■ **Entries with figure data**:
════════════════════
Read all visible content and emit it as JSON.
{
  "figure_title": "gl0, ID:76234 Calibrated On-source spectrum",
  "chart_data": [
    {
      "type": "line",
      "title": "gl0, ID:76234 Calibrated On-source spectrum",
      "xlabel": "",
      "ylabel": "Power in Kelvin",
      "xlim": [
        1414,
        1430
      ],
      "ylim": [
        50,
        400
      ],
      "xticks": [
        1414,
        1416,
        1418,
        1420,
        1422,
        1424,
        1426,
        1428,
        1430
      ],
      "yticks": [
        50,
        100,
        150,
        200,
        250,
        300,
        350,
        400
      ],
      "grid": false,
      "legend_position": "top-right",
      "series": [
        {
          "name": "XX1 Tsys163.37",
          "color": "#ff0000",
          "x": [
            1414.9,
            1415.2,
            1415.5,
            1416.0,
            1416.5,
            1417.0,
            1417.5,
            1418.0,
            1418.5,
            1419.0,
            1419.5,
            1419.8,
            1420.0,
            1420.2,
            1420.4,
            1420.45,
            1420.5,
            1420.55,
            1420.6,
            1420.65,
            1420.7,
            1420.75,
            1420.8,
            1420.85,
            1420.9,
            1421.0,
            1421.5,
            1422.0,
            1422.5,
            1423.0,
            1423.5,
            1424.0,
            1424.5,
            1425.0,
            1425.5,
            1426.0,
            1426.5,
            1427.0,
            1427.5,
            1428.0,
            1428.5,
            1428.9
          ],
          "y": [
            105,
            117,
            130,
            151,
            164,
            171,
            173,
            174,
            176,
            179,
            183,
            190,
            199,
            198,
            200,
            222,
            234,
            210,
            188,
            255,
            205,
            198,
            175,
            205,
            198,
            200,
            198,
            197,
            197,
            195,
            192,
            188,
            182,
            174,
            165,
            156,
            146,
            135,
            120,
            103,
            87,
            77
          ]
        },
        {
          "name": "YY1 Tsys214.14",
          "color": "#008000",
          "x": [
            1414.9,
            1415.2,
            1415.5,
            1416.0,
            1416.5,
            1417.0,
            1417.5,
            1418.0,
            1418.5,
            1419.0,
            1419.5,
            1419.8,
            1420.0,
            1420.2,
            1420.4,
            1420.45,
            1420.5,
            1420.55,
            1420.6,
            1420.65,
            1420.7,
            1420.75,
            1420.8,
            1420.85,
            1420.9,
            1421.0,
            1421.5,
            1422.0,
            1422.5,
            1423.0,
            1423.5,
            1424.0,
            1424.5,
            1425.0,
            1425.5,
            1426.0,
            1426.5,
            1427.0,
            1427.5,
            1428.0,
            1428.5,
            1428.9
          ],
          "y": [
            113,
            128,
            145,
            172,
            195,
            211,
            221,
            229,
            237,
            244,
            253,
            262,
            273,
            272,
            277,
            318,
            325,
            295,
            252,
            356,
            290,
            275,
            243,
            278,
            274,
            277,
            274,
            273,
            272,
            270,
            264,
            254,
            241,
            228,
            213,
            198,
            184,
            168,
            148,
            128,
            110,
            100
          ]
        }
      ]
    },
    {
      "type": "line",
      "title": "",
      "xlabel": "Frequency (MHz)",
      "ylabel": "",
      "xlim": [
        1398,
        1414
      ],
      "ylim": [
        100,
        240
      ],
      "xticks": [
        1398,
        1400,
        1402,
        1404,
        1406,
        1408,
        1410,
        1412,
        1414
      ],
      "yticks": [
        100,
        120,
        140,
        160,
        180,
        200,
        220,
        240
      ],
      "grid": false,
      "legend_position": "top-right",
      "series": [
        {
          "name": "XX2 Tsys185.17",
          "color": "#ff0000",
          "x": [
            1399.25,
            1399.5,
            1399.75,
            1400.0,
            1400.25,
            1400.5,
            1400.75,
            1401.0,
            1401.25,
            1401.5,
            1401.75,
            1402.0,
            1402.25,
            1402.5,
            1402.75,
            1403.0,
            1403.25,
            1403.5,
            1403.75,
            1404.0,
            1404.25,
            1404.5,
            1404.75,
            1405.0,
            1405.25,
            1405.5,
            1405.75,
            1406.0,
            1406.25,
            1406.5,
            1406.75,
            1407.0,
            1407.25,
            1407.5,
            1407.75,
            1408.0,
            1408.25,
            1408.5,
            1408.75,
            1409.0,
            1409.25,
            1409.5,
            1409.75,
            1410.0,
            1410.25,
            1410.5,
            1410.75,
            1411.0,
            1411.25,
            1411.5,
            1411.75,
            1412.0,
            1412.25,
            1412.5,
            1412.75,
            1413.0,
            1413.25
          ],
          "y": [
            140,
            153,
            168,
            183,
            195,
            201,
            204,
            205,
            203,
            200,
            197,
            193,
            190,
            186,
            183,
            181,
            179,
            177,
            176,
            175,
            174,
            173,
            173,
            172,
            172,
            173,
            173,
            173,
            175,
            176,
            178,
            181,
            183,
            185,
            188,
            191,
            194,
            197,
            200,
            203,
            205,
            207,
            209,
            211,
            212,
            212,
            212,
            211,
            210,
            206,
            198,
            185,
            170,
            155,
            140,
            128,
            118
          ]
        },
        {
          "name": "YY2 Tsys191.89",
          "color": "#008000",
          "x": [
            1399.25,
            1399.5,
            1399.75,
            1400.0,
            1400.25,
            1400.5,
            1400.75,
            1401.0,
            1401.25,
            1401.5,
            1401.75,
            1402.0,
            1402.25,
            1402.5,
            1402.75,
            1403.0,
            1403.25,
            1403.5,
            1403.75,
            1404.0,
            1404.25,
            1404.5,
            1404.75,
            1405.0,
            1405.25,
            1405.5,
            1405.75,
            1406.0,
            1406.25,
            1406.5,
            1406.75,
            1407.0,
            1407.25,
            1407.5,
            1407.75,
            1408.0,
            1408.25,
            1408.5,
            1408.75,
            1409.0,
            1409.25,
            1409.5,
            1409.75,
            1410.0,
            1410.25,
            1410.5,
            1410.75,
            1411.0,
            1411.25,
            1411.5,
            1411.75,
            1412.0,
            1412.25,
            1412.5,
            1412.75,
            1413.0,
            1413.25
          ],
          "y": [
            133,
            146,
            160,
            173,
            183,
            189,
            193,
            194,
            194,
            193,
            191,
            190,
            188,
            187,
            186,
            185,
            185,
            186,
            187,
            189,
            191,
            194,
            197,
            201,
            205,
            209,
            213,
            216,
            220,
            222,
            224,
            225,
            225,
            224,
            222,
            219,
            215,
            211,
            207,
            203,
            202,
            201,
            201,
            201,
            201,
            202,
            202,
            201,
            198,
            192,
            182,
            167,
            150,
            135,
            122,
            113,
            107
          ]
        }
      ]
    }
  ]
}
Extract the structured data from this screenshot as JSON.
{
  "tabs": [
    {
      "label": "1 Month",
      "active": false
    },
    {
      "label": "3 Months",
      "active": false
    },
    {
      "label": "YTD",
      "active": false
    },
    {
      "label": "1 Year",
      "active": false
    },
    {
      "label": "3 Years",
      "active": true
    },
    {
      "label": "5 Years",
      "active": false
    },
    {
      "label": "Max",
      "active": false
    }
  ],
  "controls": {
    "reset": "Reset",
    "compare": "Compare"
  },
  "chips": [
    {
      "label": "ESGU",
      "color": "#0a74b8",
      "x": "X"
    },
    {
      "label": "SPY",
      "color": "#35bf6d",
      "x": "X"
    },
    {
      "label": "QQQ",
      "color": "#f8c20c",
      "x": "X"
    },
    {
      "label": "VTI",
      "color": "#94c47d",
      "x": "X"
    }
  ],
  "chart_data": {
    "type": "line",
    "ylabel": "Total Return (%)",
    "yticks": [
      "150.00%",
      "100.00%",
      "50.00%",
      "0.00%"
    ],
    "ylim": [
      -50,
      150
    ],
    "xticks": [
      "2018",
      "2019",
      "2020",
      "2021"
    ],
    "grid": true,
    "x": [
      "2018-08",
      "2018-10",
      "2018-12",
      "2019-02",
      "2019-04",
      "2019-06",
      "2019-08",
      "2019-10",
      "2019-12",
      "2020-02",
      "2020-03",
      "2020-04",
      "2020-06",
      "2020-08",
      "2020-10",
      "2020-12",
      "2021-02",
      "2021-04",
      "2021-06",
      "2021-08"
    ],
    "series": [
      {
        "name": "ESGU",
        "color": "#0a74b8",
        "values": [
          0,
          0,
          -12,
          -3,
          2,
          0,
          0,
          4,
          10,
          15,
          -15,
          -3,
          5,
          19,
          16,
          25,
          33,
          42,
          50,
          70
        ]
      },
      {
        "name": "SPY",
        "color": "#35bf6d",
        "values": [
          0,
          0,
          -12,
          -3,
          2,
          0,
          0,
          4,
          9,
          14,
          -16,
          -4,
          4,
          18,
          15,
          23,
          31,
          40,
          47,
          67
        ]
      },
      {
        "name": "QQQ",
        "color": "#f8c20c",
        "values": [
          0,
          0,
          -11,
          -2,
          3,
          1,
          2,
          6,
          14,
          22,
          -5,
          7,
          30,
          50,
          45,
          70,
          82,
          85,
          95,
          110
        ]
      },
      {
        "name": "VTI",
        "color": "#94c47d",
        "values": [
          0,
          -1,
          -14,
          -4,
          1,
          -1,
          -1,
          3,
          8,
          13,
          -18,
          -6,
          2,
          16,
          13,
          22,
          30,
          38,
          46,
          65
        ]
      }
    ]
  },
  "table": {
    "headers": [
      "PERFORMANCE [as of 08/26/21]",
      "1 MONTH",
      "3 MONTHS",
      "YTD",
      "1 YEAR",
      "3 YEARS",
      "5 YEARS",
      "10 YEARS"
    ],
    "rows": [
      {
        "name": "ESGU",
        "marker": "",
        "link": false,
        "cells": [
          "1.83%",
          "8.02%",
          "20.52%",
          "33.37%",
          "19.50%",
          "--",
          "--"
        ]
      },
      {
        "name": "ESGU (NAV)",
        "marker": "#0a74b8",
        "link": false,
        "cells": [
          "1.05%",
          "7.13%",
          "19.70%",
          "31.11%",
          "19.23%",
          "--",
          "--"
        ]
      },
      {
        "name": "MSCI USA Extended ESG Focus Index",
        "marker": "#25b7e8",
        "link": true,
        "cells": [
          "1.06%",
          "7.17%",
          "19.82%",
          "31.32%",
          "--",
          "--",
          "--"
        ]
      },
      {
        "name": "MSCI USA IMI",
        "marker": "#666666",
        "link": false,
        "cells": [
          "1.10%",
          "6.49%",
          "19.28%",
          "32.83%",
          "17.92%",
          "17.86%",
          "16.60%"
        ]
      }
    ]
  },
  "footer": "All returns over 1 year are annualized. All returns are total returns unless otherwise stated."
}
════════════════════
■ **Goal**: Copy each line holding the word "marker" from the listing above.

■ **Written solution**:
        "marker": "",
        "marker": "#0a74b8",
        "marker": "#25b7e8",
        "marker": "#666666",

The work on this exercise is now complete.